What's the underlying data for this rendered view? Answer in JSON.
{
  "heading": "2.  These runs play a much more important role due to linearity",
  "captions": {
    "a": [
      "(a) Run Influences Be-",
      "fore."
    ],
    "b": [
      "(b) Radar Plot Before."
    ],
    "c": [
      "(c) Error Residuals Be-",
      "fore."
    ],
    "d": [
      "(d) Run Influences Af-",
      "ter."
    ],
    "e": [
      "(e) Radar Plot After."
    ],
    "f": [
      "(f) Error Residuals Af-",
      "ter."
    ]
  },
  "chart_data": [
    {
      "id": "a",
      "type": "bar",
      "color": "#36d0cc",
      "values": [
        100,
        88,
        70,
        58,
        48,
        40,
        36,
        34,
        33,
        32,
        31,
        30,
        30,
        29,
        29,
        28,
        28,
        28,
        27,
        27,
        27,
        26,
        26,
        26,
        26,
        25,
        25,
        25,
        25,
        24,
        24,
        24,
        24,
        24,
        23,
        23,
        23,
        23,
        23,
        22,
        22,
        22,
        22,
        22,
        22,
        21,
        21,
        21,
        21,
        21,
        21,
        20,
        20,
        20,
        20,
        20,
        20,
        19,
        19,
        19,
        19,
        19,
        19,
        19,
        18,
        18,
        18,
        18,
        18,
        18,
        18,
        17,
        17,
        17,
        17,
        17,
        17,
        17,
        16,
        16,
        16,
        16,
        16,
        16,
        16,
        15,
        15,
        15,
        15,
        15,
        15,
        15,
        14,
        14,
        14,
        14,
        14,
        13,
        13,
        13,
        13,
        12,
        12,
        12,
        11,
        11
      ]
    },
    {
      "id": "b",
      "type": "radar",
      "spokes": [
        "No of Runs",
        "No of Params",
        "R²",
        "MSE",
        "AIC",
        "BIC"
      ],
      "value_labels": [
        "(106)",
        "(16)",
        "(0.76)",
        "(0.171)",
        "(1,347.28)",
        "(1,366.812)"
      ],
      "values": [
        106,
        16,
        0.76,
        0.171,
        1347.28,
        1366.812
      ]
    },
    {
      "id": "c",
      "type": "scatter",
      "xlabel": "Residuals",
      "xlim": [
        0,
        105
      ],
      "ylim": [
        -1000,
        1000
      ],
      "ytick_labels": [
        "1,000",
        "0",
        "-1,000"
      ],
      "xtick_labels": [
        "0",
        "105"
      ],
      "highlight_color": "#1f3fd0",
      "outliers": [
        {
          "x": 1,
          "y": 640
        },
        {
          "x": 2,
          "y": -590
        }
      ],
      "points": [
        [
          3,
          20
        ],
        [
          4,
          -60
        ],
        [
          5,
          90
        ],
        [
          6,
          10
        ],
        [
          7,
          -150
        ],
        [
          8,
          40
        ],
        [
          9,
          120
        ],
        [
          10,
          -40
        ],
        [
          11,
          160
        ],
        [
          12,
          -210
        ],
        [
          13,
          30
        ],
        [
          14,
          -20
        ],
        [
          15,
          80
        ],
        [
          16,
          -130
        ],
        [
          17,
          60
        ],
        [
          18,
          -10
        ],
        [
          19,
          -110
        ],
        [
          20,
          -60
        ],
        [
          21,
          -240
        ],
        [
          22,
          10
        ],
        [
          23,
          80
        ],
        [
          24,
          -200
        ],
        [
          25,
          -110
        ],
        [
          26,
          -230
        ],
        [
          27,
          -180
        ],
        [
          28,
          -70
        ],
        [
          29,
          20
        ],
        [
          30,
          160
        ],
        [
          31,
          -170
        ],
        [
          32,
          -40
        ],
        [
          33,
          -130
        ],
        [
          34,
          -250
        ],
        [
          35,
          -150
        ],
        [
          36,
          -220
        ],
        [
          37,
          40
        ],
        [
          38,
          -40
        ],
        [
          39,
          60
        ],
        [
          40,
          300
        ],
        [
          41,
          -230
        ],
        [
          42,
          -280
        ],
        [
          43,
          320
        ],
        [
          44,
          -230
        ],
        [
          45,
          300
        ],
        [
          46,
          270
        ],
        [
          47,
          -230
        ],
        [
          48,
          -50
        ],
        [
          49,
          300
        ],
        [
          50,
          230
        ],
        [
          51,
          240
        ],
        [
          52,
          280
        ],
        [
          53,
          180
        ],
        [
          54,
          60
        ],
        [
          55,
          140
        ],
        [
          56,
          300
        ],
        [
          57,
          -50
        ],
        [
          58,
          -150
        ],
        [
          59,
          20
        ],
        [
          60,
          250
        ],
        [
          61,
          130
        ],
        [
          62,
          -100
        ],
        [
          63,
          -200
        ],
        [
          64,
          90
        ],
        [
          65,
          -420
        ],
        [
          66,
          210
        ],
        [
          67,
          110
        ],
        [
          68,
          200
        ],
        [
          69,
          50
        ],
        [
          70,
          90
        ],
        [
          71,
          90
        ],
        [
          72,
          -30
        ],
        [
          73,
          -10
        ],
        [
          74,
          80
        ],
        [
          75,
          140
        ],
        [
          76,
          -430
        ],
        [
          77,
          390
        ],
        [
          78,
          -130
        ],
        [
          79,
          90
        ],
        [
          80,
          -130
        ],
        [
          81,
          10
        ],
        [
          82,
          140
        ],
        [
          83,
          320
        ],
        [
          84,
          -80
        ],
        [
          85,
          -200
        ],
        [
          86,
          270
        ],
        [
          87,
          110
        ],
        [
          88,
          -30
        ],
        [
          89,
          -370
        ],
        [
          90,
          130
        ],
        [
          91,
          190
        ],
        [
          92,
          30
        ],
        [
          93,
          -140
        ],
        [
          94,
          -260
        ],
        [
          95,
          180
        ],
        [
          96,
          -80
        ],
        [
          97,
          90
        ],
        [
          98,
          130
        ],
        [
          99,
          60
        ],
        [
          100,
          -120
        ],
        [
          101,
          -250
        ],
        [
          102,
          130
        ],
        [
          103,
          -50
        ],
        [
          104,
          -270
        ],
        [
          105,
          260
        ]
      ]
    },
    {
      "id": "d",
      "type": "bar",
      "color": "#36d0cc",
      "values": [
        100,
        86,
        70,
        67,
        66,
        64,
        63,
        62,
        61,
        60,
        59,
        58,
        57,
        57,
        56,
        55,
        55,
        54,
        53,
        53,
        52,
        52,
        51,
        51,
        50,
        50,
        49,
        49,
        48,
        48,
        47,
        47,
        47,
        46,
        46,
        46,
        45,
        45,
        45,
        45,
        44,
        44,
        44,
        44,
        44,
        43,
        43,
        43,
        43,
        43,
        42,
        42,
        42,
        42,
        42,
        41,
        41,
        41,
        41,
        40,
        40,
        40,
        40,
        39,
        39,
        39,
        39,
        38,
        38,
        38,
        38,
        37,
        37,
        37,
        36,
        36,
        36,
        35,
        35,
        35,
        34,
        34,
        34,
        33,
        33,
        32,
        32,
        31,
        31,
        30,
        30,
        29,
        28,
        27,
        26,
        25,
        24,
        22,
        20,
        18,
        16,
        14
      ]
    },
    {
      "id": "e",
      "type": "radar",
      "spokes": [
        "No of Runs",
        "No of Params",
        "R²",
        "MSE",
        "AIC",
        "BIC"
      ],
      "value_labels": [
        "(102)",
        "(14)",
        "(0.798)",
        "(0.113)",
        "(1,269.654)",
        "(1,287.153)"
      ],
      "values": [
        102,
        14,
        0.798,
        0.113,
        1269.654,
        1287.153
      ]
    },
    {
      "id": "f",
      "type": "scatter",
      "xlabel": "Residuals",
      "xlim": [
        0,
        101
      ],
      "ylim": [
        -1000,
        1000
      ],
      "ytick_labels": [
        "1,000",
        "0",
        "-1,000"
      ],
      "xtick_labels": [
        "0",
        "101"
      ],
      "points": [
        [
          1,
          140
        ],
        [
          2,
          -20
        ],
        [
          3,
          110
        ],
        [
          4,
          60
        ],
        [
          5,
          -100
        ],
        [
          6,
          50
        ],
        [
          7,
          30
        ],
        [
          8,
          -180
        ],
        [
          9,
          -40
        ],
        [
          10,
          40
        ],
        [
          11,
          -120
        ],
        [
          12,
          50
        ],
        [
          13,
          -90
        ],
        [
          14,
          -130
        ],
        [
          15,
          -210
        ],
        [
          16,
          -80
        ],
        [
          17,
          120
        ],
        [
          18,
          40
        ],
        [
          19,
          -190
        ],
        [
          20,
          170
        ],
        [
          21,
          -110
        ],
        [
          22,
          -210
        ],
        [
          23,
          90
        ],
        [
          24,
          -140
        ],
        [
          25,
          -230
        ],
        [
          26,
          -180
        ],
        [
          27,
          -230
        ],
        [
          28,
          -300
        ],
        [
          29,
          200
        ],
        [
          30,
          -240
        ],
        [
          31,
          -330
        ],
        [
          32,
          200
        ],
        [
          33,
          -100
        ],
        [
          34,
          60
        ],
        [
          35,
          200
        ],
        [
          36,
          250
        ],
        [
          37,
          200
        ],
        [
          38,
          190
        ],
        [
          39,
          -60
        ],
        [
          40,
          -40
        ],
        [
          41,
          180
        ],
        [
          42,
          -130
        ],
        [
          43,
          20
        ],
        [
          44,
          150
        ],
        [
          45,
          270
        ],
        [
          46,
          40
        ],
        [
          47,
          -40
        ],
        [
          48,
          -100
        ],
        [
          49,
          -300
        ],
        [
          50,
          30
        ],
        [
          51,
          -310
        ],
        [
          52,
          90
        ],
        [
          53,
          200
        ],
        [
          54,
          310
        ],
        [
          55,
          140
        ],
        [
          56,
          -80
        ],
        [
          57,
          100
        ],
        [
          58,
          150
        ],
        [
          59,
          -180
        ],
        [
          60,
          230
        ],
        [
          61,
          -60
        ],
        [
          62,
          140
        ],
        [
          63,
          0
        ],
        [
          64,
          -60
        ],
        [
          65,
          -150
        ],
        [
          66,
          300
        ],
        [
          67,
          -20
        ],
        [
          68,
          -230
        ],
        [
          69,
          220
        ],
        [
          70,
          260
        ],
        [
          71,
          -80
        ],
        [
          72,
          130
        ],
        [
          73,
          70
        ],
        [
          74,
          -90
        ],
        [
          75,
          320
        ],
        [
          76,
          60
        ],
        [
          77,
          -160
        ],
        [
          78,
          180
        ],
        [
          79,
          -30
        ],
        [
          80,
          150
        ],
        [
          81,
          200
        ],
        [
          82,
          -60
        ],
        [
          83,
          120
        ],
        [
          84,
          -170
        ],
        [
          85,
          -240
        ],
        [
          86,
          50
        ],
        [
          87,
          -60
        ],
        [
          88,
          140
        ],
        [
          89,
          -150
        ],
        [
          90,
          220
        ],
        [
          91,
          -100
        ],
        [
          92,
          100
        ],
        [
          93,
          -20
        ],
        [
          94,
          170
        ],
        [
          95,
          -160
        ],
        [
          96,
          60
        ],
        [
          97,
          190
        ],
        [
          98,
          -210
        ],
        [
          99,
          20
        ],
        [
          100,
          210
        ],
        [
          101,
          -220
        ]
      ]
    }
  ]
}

▶ [EXERCISE GOAL] From the records above, copy every line that holds the word "Plot".

▶ [RESULT BELOW]
      "(b) Radar Plot Before."
      "(e) Radar Plot After."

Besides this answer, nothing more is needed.